→ **WHAT TO PRODUCE**
Gather all lines with "title" from the records.
________________
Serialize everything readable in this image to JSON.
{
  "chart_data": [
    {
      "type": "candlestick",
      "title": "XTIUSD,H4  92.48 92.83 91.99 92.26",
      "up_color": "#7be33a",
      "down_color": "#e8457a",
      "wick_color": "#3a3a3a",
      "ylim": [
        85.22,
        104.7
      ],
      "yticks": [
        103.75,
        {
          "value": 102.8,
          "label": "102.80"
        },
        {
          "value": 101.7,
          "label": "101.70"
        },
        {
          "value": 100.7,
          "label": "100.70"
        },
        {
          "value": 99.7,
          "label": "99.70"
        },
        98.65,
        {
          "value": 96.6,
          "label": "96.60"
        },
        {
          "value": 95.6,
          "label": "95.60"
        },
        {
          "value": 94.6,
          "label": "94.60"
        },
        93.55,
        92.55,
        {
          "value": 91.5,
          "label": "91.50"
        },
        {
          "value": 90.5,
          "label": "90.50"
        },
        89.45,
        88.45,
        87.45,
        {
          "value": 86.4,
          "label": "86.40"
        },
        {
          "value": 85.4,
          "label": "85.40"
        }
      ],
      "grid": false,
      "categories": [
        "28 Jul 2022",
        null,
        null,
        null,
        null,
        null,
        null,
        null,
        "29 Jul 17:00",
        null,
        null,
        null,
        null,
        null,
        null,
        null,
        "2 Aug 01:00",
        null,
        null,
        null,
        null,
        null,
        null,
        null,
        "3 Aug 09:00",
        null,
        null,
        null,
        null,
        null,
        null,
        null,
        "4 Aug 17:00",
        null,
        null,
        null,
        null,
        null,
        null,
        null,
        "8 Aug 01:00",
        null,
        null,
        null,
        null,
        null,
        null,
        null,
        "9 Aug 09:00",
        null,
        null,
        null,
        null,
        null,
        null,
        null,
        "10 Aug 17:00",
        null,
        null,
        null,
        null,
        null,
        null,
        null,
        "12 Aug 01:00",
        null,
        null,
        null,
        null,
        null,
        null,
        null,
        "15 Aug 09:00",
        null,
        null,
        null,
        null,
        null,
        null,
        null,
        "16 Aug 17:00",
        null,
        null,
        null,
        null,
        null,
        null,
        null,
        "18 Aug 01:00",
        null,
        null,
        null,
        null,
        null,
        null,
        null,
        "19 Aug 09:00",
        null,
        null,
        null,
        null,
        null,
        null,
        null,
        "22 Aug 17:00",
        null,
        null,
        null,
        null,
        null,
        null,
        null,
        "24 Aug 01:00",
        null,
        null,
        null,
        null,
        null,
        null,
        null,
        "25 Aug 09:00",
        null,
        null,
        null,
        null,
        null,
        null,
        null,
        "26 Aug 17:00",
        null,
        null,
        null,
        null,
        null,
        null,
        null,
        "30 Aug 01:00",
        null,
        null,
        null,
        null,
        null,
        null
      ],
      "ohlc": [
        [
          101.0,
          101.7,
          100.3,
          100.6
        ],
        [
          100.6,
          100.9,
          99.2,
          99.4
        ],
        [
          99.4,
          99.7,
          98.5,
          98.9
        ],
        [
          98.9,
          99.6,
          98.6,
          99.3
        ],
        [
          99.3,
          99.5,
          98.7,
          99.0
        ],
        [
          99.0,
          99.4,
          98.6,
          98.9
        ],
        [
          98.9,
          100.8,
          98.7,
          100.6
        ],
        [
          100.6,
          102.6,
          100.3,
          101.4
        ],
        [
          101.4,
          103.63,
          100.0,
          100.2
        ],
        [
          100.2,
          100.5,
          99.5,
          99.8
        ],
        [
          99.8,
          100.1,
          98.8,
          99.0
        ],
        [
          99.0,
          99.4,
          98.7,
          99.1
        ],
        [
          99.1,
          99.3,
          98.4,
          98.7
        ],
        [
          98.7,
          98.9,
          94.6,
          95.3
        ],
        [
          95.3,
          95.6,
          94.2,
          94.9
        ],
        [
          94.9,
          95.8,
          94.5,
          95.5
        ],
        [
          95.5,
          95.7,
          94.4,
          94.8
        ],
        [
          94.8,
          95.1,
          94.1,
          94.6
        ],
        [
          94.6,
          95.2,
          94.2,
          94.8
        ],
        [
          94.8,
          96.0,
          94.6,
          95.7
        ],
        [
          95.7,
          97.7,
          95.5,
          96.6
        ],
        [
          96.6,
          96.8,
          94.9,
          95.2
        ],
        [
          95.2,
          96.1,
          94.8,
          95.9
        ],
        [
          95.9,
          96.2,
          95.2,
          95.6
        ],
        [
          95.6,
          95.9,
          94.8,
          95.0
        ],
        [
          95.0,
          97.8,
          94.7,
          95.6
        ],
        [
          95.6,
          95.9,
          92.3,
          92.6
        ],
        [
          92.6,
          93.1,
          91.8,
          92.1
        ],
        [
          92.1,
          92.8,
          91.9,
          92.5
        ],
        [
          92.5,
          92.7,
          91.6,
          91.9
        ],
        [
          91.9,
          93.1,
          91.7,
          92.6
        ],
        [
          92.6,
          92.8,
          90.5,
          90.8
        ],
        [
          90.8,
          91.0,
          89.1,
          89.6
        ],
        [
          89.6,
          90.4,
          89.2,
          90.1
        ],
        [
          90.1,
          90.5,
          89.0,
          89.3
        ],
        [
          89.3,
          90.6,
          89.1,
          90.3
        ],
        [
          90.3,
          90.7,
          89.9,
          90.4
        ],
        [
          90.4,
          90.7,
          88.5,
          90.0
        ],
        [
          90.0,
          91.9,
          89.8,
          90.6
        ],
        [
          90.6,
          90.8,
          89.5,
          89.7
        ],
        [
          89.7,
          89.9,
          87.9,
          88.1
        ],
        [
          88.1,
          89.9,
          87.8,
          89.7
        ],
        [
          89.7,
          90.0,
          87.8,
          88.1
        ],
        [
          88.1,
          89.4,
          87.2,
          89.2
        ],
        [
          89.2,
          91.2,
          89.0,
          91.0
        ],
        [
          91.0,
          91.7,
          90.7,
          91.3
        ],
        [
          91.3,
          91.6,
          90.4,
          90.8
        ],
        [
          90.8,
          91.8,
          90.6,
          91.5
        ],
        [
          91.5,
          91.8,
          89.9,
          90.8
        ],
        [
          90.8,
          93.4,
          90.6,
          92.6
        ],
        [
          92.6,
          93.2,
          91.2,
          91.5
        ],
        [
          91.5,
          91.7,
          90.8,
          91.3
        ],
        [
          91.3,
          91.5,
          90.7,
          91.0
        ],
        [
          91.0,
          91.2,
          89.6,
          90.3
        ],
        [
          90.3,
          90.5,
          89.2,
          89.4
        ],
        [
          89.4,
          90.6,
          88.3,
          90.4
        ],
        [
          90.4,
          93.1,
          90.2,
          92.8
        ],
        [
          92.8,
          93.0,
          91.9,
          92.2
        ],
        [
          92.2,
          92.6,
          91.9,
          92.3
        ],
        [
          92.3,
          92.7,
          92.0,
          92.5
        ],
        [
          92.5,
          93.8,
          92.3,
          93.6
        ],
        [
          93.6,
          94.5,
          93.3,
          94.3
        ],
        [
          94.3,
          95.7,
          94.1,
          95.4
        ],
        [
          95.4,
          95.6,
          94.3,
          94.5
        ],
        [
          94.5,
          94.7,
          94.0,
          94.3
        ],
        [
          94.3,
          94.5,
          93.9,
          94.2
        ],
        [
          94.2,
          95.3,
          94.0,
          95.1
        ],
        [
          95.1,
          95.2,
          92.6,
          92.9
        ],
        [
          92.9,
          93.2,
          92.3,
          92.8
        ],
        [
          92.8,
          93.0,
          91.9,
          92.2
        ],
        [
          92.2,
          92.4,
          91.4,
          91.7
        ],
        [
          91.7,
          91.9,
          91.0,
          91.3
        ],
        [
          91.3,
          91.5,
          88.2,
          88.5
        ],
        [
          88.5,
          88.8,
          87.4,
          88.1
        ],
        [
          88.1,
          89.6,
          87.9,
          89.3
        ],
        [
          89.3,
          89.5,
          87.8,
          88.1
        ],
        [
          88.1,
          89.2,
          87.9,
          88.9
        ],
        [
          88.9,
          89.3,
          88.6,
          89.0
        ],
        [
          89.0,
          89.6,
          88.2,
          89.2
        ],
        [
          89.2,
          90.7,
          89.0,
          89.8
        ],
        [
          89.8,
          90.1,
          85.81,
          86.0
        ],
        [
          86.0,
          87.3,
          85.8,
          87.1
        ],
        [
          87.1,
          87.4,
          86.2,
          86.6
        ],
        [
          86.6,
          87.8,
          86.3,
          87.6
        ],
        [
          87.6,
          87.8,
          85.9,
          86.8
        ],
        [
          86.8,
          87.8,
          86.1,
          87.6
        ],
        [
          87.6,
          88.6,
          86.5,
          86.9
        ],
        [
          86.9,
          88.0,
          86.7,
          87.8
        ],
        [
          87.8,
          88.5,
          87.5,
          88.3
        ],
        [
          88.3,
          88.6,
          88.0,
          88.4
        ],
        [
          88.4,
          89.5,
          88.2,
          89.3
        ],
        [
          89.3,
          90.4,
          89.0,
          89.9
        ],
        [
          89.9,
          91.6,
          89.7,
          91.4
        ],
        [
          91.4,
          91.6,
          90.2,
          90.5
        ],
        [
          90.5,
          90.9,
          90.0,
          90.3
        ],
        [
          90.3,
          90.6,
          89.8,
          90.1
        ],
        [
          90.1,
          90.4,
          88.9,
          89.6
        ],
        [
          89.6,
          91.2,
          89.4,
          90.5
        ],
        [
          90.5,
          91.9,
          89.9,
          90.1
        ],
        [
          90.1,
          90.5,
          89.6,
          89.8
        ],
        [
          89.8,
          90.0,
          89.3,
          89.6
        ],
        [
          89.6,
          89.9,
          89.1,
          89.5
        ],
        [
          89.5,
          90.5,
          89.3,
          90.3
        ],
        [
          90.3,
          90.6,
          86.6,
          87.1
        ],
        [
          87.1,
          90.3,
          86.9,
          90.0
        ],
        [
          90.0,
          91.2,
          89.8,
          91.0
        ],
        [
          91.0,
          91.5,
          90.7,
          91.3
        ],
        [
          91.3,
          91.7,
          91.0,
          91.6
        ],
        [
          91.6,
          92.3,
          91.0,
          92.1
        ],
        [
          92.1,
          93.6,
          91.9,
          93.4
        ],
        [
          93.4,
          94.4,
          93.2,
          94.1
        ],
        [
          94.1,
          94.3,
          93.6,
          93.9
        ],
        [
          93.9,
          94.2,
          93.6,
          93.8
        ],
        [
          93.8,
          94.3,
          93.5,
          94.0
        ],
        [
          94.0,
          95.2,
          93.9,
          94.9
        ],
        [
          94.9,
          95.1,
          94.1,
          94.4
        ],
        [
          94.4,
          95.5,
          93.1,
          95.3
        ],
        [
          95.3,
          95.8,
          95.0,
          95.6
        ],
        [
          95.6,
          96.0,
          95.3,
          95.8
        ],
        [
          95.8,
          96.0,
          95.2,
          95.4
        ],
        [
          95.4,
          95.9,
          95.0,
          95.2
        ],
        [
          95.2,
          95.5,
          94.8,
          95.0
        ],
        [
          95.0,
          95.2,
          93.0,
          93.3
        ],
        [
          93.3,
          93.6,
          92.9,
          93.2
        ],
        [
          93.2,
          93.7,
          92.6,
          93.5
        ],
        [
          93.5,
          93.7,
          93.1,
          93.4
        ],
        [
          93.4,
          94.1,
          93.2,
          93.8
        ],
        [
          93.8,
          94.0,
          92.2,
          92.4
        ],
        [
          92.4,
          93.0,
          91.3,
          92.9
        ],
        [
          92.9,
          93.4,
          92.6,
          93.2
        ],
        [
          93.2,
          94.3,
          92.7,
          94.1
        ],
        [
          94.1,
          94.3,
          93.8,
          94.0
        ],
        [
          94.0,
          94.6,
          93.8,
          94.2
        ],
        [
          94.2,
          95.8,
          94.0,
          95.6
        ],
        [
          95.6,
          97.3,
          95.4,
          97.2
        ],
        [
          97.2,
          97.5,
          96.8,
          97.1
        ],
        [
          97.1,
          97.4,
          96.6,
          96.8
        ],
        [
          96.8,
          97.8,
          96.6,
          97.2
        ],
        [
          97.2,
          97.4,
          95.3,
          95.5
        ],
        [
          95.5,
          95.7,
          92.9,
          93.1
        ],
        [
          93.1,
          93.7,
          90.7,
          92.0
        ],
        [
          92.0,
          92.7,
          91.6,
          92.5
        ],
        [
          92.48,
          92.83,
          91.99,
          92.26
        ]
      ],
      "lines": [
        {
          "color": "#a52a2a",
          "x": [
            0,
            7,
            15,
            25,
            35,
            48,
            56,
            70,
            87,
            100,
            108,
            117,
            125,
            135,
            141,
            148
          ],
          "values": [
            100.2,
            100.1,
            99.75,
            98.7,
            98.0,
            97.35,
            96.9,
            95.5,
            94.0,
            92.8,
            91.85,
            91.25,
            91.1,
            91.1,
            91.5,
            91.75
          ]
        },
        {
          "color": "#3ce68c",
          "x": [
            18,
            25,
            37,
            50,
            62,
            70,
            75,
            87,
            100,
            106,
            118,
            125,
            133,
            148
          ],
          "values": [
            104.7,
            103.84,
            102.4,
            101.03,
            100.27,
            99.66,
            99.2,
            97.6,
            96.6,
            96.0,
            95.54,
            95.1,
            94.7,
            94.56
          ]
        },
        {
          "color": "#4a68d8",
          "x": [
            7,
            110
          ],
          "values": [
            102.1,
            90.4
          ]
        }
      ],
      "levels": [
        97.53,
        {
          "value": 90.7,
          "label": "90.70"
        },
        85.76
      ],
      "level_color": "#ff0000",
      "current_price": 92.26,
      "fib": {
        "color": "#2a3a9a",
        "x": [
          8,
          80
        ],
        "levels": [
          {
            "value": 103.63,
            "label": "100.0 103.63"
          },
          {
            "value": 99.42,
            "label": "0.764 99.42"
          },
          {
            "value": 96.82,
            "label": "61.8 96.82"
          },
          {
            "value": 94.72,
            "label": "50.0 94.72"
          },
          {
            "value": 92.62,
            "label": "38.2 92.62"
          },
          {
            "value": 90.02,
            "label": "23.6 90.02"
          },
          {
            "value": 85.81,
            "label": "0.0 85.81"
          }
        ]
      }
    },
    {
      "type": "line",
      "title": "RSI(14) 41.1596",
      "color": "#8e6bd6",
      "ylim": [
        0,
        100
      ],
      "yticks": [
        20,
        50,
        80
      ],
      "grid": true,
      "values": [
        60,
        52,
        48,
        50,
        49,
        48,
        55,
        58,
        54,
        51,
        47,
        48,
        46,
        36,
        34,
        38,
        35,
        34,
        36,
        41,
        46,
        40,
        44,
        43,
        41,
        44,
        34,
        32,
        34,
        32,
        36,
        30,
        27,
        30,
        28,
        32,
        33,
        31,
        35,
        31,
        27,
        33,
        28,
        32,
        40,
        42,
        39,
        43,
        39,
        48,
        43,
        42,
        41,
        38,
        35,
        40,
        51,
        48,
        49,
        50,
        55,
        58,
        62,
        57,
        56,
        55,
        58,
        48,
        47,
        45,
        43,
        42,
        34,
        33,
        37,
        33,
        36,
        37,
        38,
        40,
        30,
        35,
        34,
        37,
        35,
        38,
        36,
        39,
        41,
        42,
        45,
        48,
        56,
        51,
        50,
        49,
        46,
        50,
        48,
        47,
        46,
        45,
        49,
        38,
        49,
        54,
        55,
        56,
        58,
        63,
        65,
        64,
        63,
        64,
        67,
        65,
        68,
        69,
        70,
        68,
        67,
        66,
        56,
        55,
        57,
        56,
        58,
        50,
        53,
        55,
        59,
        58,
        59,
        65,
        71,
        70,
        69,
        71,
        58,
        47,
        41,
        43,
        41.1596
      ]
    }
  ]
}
________________
→ **RESPONSE TO THIS TASK**
      "title": "XTIUSD,H4  92.48 92.83 91.99 92.26",
      "title": "RSI(14) 41.1596",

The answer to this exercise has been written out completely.